• Task requirements
From the line that includes "Output the text content of this document." to the last line of the records, inclusive, repeat each line exactly.

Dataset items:
##########
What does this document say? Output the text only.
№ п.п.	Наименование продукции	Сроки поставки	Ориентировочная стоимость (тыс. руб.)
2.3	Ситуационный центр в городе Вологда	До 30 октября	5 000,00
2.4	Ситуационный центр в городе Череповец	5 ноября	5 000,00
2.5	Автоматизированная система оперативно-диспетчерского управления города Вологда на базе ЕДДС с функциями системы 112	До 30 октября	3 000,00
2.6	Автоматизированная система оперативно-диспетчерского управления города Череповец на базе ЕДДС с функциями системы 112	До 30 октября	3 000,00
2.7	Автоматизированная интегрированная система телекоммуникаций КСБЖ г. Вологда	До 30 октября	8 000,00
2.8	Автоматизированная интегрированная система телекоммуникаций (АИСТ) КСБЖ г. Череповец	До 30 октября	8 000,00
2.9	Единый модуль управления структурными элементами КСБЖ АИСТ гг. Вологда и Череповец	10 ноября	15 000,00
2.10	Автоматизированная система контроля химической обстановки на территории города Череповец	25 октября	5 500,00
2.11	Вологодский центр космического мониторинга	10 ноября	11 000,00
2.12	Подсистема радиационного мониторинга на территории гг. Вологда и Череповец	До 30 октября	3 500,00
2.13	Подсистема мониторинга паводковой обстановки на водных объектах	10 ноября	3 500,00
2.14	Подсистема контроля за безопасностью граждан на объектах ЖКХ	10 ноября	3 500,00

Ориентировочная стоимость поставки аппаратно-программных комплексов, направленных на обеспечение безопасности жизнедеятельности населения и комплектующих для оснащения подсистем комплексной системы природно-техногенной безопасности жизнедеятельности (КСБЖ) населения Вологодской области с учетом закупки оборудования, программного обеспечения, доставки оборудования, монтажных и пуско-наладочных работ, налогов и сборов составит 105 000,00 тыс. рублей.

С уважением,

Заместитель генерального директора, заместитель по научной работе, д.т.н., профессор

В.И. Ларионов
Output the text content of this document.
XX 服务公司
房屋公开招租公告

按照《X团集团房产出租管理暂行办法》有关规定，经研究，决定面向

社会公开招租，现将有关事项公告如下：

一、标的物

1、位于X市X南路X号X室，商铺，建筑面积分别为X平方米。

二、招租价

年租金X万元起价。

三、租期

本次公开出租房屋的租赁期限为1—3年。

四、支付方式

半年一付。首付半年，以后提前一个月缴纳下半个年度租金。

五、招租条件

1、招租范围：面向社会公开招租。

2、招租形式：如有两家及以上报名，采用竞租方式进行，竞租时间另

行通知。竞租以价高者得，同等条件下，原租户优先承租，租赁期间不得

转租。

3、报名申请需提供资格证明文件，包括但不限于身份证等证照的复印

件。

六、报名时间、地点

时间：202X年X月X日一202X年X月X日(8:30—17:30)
##########
• Response to this task
Output the text content of this document.
XX 服务公司
房屋公开招租公告

按照《X团集团房产出租管理暂行办法》有关规定，经研究，决定面向

社会公开招租，现将有关事项公告如下：

一、标的物

1、位于X市X南路X号X室，商铺，建筑面积分别为X平方米。

二、招租价

年租金X万元起价。

三、租期

本次公开出租房屋的租赁期限为1—3年。

四、支付方式

半年一付。首付半年，以后提前一个月缴纳下半个年度租金。

五、招租条件

1、招租范围：面向社会公开招租。

2、招租形式：如有两家及以上报名，采用竞租方式进行，竞租时间另

行通知。竞租以价高者得，同等条件下，原租户优先承租，租赁期间不得

转租。

3、报名申请需提供资格证明文件，包括但不限于身份证等证照的复印

件。

六、报名时间、地点

时间：202X年X月X日一202X年X月X日(8:30—17:30)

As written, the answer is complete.